— START OF ENTRIES SUPPLIED —
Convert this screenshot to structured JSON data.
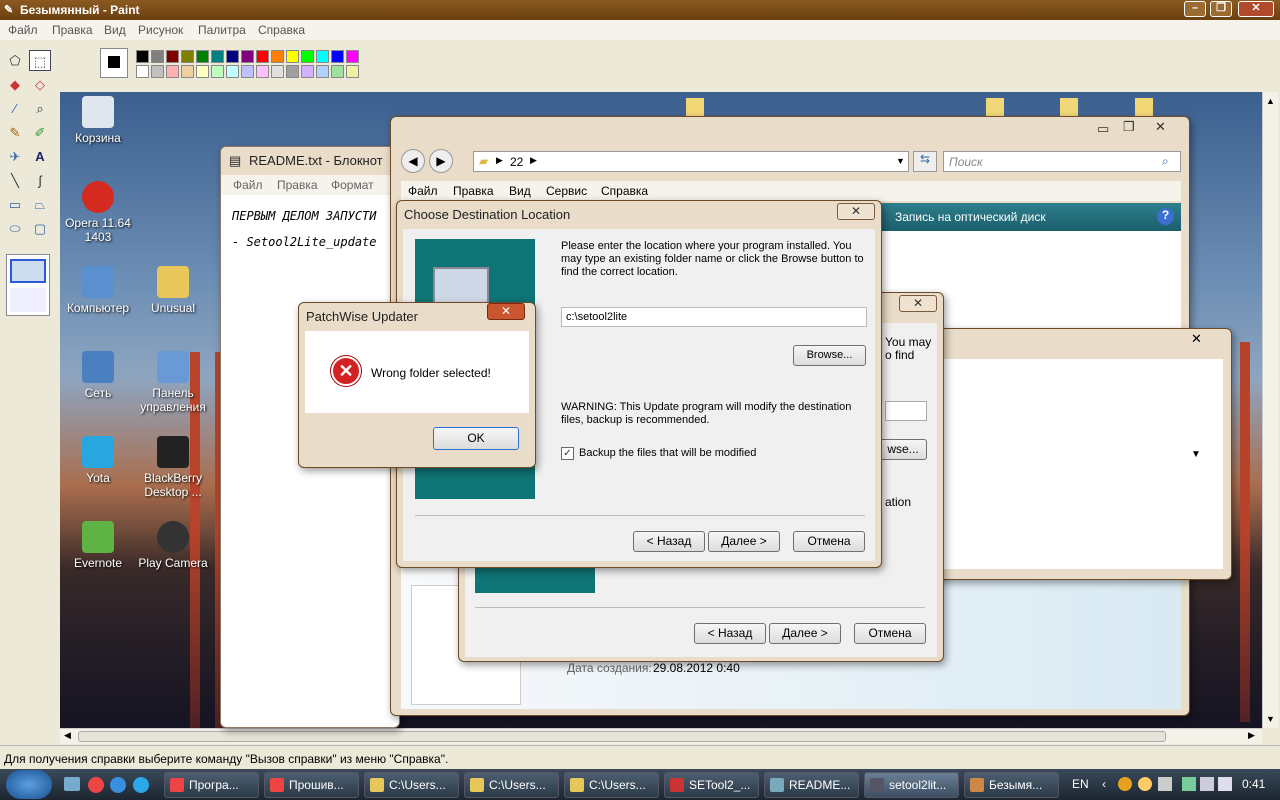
{
  "paint": {
    "title": "Безымянный - Paint",
    "menu": [
      "Файл",
      "Правка",
      "Вид",
      "Рисунок",
      "Палитра",
      "Справка"
    ],
    "status": "Для получения справки выберите команду \"Вызов справки\" из меню \"Справка\".",
    "palette_top": [
      "#000000",
      "#808080",
      "#800000",
      "#808000",
      "#008000",
      "#008080",
      "#000080",
      "#800080",
      "#ff0000",
      "#ff8000",
      "#ffff00",
      "#00ff00",
      "#00ffff",
      "#0000ff",
      "#ff00ff"
    ],
    "palette_bottom": [
      "#ffffff",
      "#c0c0c0",
      "#ffb0b0",
      "#f0d0a0",
      "#ffffc0",
      "#c0ffc0",
      "#c0ffff",
      "#c0c0ff",
      "#ffc0ff",
      "#e0e0e0",
      "#a0a0a0",
      "#d0b0ff",
      "#b0d0ff",
      "#a0e0a0",
      "#f0f0a0"
    ]
  },
  "desktop": {
    "icons": [
      {
        "label": "Корзина"
      },
      {
        "label": "Opera 11.64 1403"
      },
      {
        "label": "Компьютер"
      },
      {
        "label": "Unusual"
      },
      {
        "label": "Сеть"
      },
      {
        "label": "Панель управления"
      },
      {
        "label": "Yota"
      },
      {
        "label": "BlackBerry Desktop ..."
      },
      {
        "label": "Evernote"
      },
      {
        "label": "Play Camera"
      }
    ]
  },
  "notepad": {
    "title": "README.txt - Блокнот",
    "menu": [
      "Файл",
      "Правка",
      "Формат"
    ],
    "line1": "ПЕРВЫМ ДЕЛОМ ЗАПУСТИ",
    "line2": "- Setool2Lite_update"
  },
  "explorer": {
    "path_item": "22",
    "search_placeholder": "Поиск",
    "menu": [
      "Файл",
      "Правка",
      "Вид",
      "Сервис",
      "Справка"
    ],
    "burn_label": "Запись на оптический диск",
    "date_label": "Дата создания:",
    "date_value": "29.08.2012 0:40"
  },
  "back_installer": {
    "frag1": "You may",
    "frag2": "o find",
    "browse": "wse...",
    "frag3": "ation",
    "back": "< Назад",
    "next": "Далее >",
    "cancel": "Отмена"
  },
  "choose": {
    "title": "Choose Destination Location",
    "desc": "Please enter the location where your program installed.  You may type an existing folder name or click the Browse button to find the correct location.",
    "path": "c:\\setool2lite",
    "browse": "Browse...",
    "warning": "WARNING:  This Update program will modify the destination files, backup is recommended.",
    "backup_label": "Backup the files that will be modified",
    "back": "< Назад",
    "next": "Далее >",
    "cancel": "Отмена"
  },
  "alert": {
    "title": "PatchWise Updater",
    "message": "Wrong folder selected!",
    "ok": "OK"
  },
  "taskbar": {
    "items": [
      {
        "label": "Програ..."
      },
      {
        "label": "Прошив..."
      },
      {
        "label": "C:\\Users..."
      },
      {
        "label": "C:\\Users..."
      },
      {
        "label": "C:\\Users..."
      },
      {
        "label": "SETool2_..."
      },
      {
        "label": "README..."
      },
      {
        "label": "setool2lit..."
      },
      {
        "label": "Безымя..."
      }
    ],
    "lang": "EN",
    "clock": "0:41"
  }
}
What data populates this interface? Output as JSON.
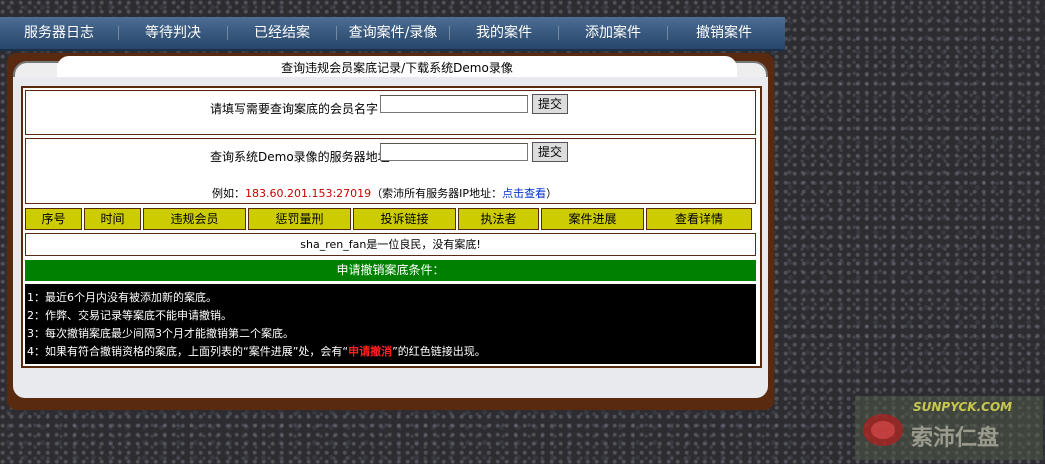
{
  "nav": {
    "items": [
      "服务器日志",
      "等待判决",
      "已经结案",
      "查询案件/录像",
      "我的案件",
      "添加案件",
      "撤销案件"
    ]
  },
  "panel": {
    "title": "查询违规会员案底记录/下载系统Demo录像"
  },
  "member_query": {
    "label": "请填写需要查询案底的会员名字",
    "value": "",
    "submit_label": "提交"
  },
  "server_query": {
    "label": "查询系统Demo录像的服务器地址",
    "value": "",
    "submit_label": "提交",
    "example_prefix": "例如：",
    "example_ip": "183.60.201.153:27019",
    "example_suffix": "（索沛所有服务器IP地址：",
    "example_link": "点击查看",
    "example_end": "）"
  },
  "table": {
    "headers": [
      "序号",
      "时间",
      "违规会员",
      "惩罚量刑",
      "投诉链接",
      "执法者",
      "案件进展",
      "查看详情"
    ],
    "empty_message": "sha_ren_fan是一位良民，没有案底!"
  },
  "conditions": {
    "title": "申请撤销案底条件：",
    "lines": [
      "1：最近6个月内没有被添加新的案底。",
      "2：作弊、交易记录等案底不能申请撤销。",
      "3：每次撤销案底最少间隔3个月才能撤销第二个案底。"
    ],
    "line4_prefix": "4：如果有符合撤销资格的案底，上面列表的“案件进展”处，会有“",
    "line4_highlight": "申请撤消",
    "line4_suffix": "”的红色链接出现。"
  },
  "logo": {
    "text_top": "SUNPYCK.COM",
    "text_bottom": "索沛仁盘"
  },
  "colors": {
    "nav_bg": "#3a5a80",
    "panel_brown": "#5a2a10",
    "header_yellow": "#cccc00",
    "green_bar": "#008000",
    "example_red": "#cc0000",
    "link_blue": "#0033cc",
    "highlight_red": "#ff2020"
  }
}
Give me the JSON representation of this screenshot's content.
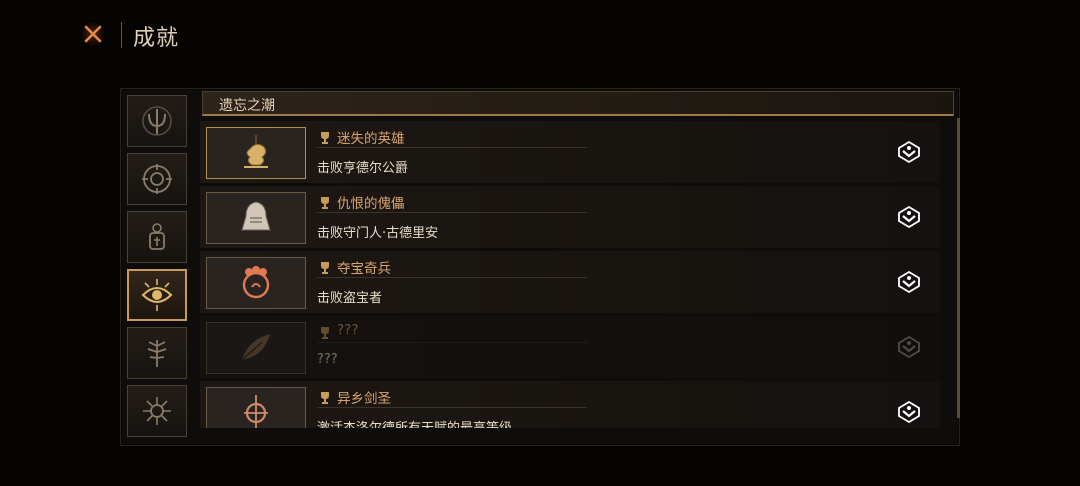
{
  "header": {
    "title": "成就"
  },
  "sidebar": {
    "tabs": [
      {
        "icon": "trident-emblem-icon",
        "active": false
      },
      {
        "icon": "sun-compass-emblem-icon",
        "active": false
      },
      {
        "icon": "lantern-emblem-icon",
        "active": false
      },
      {
        "icon": "eye-emblem-icon",
        "active": true
      },
      {
        "icon": "tree-emblem-icon",
        "active": false
      },
      {
        "icon": "thorn-emblem-icon",
        "active": false
      }
    ]
  },
  "category": {
    "title": "遗忘之潮"
  },
  "achievements": [
    {
      "title": "迷失的英雄",
      "description": "击败亨德尔公爵",
      "icon": "lion-heraldry-icon",
      "unlocked": true
    },
    {
      "title": "仇恨的傀儡",
      "description": "击败守门人·古德里安",
      "icon": "hooded-golem-icon",
      "unlocked": true
    },
    {
      "title": "夺宝奇兵",
      "description": "击败盗宝者",
      "icon": "treasure-thief-icon",
      "unlocked": true
    },
    {
      "title": "???",
      "description": "???",
      "icon": "hidden-leaf-icon",
      "unlocked": false
    },
    {
      "title": "异乡剑圣",
      "description": "激活杰洛尔德所有天赋的最高等级",
      "icon": "sword-saint-icon",
      "unlocked": true
    }
  ],
  "colors": {
    "accent": "#c79b5a",
    "title": "#d7a470",
    "text": "#e8ddc9",
    "panel": "#0f0d0b"
  }
}
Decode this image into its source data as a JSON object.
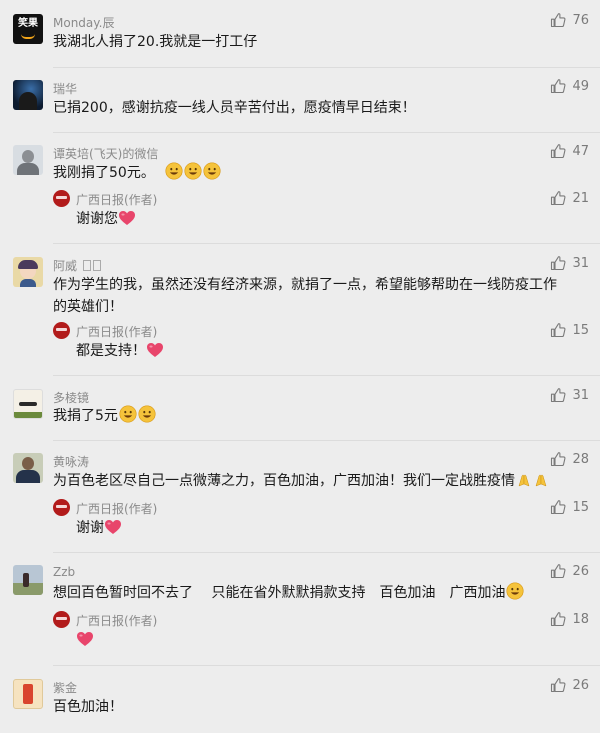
{
  "comments": [
    {
      "name": "Monday.辰",
      "text": "我湖北人捐了20.我就是一打工仔",
      "likes": "76",
      "avatar_text": "笑果"
    },
    {
      "name": "瑞华",
      "text": "已捐200，感谢抗疫一线人员辛苦付出，愿疫情早日结束！",
      "likes": "49"
    },
    {
      "name": "谭英培(飞天)的微信",
      "text": "我刚捐了50元。",
      "likes": "47",
      "reply": {
        "name": "广西日报(作者)",
        "text": "谢谢您",
        "likes": "21"
      }
    },
    {
      "name": "阿威",
      "text_line1": "作为学生的我，虽然还没有经济来源，就捐了一点，希望能够帮助在一线防疫工作",
      "text_line2": "的英雄们！",
      "likes": "31",
      "reply": {
        "name": "广西日报(作者)",
        "text": "都是支持！",
        "likes": "15"
      }
    },
    {
      "name": "多棱镜",
      "text": "我捐了5元",
      "likes": "31"
    },
    {
      "name": "黄咏涛",
      "text": "为百色老区尽自己一点微薄之力，百色加油，广西加油！我们一定战胜疫情",
      "likes": "28",
      "reply": {
        "name": "广西日报(作者)",
        "text": "谢谢",
        "likes": "15"
      }
    },
    {
      "name": "Zzb",
      "text": "想回百色暂时回不去了　 只能在省外默默捐款支持　百色加油　广西加油",
      "likes": "26",
      "reply": {
        "name": "广西日报(作者)",
        "text": "",
        "likes": "18"
      }
    },
    {
      "name": "紫金",
      "text": "百色加油！",
      "likes": "26"
    }
  ],
  "colors": {
    "background": "#ededed",
    "name": "#8a8a8a",
    "text": "#1a1a1a",
    "heart": "#e8456b",
    "emoji": "#f5c33b",
    "reply_avatar": "#b21b1b"
  },
  "icons": {
    "like": "thumbs-up-icon",
    "heart": "heart-emoji",
    "smile": "smile-emoji",
    "pray": "pray-emoji"
  }
}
— END OF ENTRIES SUPPLIED —
■ **OBJECTIVE**:
Locate "Decode this image" in the entries above. Copy, exactly and only, the lines from that line to the end, leaving out the pictures.

■ **REPLY**:
Decode this image into its source data as a JSON object.
{
  "comments": [
    {
      "name": "Monday.辰",
      "text": "我湖北人捐了20.我就是一打工仔",
      "likes": "76",
      "avatar_text": "笑果"
    },
    {
      "name": "瑞华",
      "text": "已捐200，感谢抗疫一线人员辛苦付出，愿疫情早日结束！",
      "likes": "49"
    },
    {
      "name": "谭英培(飞天)的微信",
      "text": "我刚捐了50元。",
      "likes": "47",
      "reply": {
        "name": "广西日报(作者)",
        "text": "谢谢您",
        "likes": "21"
      }
    },
    {
      "name": "阿威",
      "text_line1": "作为学生的我，虽然还没有经济来源，就捐了一点，希望能够帮助在一线防疫工作",
      "text_line2": "的英雄们！",
      "likes": "31",
      "reply": {
        "name": "广西日报(作者)",
        "text": "都是支持！",
        "likes": "15"
      }
    },
    {
      "name": "多棱镜",
      "text": "我捐了5元",
      "likes": "31"
    },
    {
      "name": "黄咏涛",
      "text": "为百色老区尽自己一点微薄之力，百色加油，广西加油！我们一定战胜疫情",
      "likes": "28",
      "reply": {
        "name": "广西日报(作者)",
        "text": "谢谢",
        "likes": "15"
      }
    },
    {
      "name": "Zzb",
      "text": "想回百色暂时回不去了　 只能在省外默默捐款支持　百色加油　广西加油",
      "likes": "26",
      "reply": {
        "name": "广西日报(作者)",
        "text": "",
        "likes": "18"
      }
    },
    {
      "name": "紫金",
      "text": "百色加油！",
      "likes": "26"
    }
  ],
  "colors": {
    "background": "#ededed",
    "name": "#8a8a8a",
    "text": "#1a1a1a",
    "heart": "#e8456b",
    "emoji": "#f5c33b",
    "reply_avatar": "#b21b1b"
  },
  "icons": {
    "like": "thumbs-up-icon",
    "heart": "heart-emoji",
    "smile": "smile-emoji",
    "pray": "pray-emoji"
  }
}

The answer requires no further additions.